== Page excerpt ==
A Gender Rights Activist working with the tribal and marginalized communities in india, Srilekha is a PhD scholar working on understanding body and sexuality among tribal girls, to fill the gaps in research around indigenous women and their stories. Srilekha has worked extensively at the grassroots level with community based organisations, through several advocacy initiatives around Gender, Mental Health, Menstrual Hygiene and Sexual and Reproductive Health Rights (SRHR) for the indigenous in Jharkhand, over the last 6 years.

Srilekha has also contributed to sustainable livelihood projects and legal aid programs for survivors of sex trafficking. She has been conducting research based programs on maternal health, mental health, gender based violence, sex and sexuality. Her interest lies in conducting workshops for young people on life skills, feminism, gender and sexuality, trauma, resilience and interpersonal relationships.

A Guwahati-based college student pursuing her Masters in Tata Institute of Social Sciences, Bidisha started the #BleedwithDignity campaign on the technology platform Change.org, demanding that the Government of Assam install
biodegradable sanitary pad vending machines in all government schools across the state. Her petition on Change.org has already gathered support from over 90000 people and continues to grow.

Bidisha was selected in Change.org’s flagship program ‘She Creates Change’ having run successful online advocacy
campaigns, which were widely recognised. Through the #BleedwithDignity campaign; she organised and celebrated World Menstrual Hygiene Day, 2019 in Guwahati, Assam by hosting a wall mural by collaborating with local organisations. The initiative was widely covered by national and local media, and the mural was later inaugurated by the event’s chief guest Commissioner of Guwahati Municipal Corporation (GMC) Debeswar Malakar, IAS.
===
Exercise directions → Reproduce the stretch of the activist profiles from "Bidisha was selected" through "Debeswar Malakar, IAS.".
== Extracted data ==
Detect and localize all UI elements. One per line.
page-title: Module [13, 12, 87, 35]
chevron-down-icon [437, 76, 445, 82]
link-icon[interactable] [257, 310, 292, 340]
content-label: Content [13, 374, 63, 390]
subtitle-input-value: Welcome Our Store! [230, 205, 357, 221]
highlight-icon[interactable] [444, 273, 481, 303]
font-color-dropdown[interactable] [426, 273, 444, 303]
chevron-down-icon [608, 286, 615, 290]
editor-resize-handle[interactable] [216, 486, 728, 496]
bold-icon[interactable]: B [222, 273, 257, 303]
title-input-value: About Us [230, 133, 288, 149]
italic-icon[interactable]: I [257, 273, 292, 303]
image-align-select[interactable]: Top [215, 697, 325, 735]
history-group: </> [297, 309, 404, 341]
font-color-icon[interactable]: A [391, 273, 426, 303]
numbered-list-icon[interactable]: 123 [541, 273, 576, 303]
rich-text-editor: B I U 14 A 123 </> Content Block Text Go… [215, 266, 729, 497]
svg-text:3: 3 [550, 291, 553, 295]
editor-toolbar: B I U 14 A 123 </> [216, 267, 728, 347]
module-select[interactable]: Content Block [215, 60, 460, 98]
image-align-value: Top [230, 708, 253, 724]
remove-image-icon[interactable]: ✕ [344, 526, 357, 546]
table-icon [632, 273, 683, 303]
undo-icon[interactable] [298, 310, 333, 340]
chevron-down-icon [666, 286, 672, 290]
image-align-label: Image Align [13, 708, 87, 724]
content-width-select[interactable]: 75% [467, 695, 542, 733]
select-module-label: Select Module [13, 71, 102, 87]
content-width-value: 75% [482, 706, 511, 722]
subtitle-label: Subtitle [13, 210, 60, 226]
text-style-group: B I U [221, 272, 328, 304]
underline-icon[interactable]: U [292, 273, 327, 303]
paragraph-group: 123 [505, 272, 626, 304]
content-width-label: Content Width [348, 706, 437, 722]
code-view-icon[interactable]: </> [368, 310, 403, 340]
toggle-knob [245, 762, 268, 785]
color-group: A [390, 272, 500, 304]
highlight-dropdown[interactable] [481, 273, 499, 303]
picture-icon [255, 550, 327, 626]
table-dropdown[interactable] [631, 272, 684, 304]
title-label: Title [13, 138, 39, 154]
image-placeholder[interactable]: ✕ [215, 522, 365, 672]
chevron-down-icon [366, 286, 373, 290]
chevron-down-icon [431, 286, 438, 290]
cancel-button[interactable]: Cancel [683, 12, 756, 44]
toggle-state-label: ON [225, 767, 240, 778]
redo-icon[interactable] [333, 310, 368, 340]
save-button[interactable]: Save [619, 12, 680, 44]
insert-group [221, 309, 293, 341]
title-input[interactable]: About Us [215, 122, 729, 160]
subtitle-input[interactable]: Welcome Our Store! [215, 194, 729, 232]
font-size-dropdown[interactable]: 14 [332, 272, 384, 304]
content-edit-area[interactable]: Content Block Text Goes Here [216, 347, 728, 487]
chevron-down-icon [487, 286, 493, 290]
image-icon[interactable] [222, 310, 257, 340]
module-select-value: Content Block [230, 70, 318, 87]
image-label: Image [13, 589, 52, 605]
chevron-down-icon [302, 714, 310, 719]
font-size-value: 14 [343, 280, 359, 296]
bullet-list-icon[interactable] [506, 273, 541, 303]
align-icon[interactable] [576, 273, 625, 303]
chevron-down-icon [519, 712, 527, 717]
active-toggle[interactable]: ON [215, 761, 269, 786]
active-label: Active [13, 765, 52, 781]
===
Result for this task →
Bidisha was selected in Change.org’s flagship program ‘She Creates Change’ having run successful online advocacy
campaigns, which were widely recognised. Through the #BleedwithDignity campaign; she organised and celebrated World Menstrual Hygiene Day, 2019 in Guwahati, Assam by hosting a wall mural by collaborating with local organisations. The initiative was widely covered by national and local media, and the mural was later inaugurated by the event’s chief guest Commissioner of Guwahati Municipal Corporation (GMC) Debeswar Malakar, IAS.